- SET TASK -
Reproduce this listing in full.

- Data items -
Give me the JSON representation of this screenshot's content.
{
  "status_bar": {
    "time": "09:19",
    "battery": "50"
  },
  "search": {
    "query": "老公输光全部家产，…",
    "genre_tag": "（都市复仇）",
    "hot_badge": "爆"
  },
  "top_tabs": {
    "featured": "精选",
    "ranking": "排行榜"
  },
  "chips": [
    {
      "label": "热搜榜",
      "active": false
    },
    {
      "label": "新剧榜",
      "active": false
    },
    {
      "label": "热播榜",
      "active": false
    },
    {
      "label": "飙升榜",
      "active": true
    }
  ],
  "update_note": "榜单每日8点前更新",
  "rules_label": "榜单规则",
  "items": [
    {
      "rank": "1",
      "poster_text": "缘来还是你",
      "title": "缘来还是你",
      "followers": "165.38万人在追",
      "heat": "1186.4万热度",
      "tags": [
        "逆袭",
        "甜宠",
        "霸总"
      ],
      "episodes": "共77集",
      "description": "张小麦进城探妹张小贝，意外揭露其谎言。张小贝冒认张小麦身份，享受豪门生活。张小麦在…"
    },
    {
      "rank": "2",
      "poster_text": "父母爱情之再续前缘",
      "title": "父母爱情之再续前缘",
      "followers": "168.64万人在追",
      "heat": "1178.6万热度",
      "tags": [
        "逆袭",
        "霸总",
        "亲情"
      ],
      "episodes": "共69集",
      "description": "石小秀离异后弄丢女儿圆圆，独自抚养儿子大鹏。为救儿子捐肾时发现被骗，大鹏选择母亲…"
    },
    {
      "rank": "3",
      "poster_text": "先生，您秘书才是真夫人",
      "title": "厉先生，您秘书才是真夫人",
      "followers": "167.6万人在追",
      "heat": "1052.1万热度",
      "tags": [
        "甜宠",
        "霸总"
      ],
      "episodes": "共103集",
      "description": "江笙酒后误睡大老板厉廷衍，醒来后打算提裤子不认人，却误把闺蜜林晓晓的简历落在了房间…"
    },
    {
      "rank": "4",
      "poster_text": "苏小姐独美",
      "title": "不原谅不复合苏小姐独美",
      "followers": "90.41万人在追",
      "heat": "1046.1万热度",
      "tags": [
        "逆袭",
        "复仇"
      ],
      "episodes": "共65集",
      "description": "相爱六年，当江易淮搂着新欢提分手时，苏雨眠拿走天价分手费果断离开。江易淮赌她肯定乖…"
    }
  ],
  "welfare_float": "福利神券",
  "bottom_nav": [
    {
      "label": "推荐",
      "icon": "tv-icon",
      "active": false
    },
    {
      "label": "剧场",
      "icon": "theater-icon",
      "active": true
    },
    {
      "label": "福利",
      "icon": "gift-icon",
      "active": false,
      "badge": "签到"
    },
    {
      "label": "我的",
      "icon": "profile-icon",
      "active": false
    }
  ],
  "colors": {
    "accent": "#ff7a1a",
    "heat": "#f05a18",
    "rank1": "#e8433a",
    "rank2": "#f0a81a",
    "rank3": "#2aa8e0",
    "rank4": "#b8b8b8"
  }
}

- THE ANSWER -
Give me the JSON representation of this screenshot's content.
{
  "status_bar": {
    "time": "09:19",
    "battery": "50"
  },
  "search": {
    "query": "老公输光全部家产，…",
    "genre_tag": "（都市复仇）",
    "hot_badge": "爆"
  },
  "top_tabs": {
    "featured": "精选",
    "ranking": "排行榜"
  },
  "chips": [
    {
      "label": "热搜榜",
      "active": false
    },
    {
      "label": "新剧榜",
      "active": false
    },
    {
      "label": "热播榜",
      "active": false
    },
    {
      "label": "飙升榜",
      "active": true
    }
  ],
  "update_note": "榜单每日8点前更新",
  "rules_label": "榜单规则",
  "items": [
    {
      "rank": "1",
      "poster_text": "缘来还是你",
      "title": "缘来还是你",
      "followers": "165.38万人在追",
      "heat": "1186.4万热度",
      "tags": [
        "逆袭",
        "甜宠",
        "霸总"
      ],
      "episodes": "共77集",
      "description": "张小麦进城探妹张小贝，意外揭露其谎言。张小贝冒认张小麦身份，享受豪门生活。张小麦在…"
    },
    {
      "rank": "2",
      "poster_text": "父母爱情之再续前缘",
      "title": "父母爱情之再续前缘",
      "followers": "168.64万人在追",
      "heat": "1178.6万热度",
      "tags": [
        "逆袭",
        "霸总",
        "亲情"
      ],
      "episodes": "共69集",
      "description": "石小秀离异后弄丢女儿圆圆，独自抚养儿子大鹏。为救儿子捐肾时发现被骗，大鹏选择母亲…"
    },
    {
      "rank": "3",
      "poster_text": "先生，您秘书才是真夫人",
      "title": "厉先生，您秘书才是真夫人",
      "followers": "167.6万人在追",
      "heat": "1052.1万热度",
      "tags": [
        "甜宠",
        "霸总"
      ],
      "episodes": "共103集",
      "description": "江笙酒后误睡大老板厉廷衍，醒来后打算提裤子不认人，却误把闺蜜林晓晓的简历落在了房间…"
    },
    {
      "rank": "4",
      "poster_text": "苏小姐独美",
      "title": "不原谅不复合苏小姐独美",
      "followers": "90.41万人在追",
      "heat": "1046.1万热度",
      "tags": [
        "逆袭",
        "复仇"
      ],
      "episodes": "共65集",
      "description": "相爱六年，当江易淮搂着新欢提分手时，苏雨眠拿走天价分手费果断离开。江易淮赌她肯定乖…"
    }
  ],
  "welfare_float": "福利神券",
  "bottom_nav": [
    {
      "label": "推荐",
      "icon": "tv-icon",
      "active": false
    },
    {
      "label": "剧场",
      "icon": "theater-icon",
      "active": true
    },
    {
      "label": "福利",
      "icon": "gift-icon",
      "active": false,
      "badge": "签到"
    },
    {
      "label": "我的",
      "icon": "profile-icon",
      "active": false
    }
  ],
  "colors": {
    "accent": "#ff7a1a",
    "heat": "#f05a18",
    "rank1": "#e8433a",
    "rank2": "#f0a81a",
    "rank3": "#2aa8e0",
    "rank4": "#b8b8b8"
  }
}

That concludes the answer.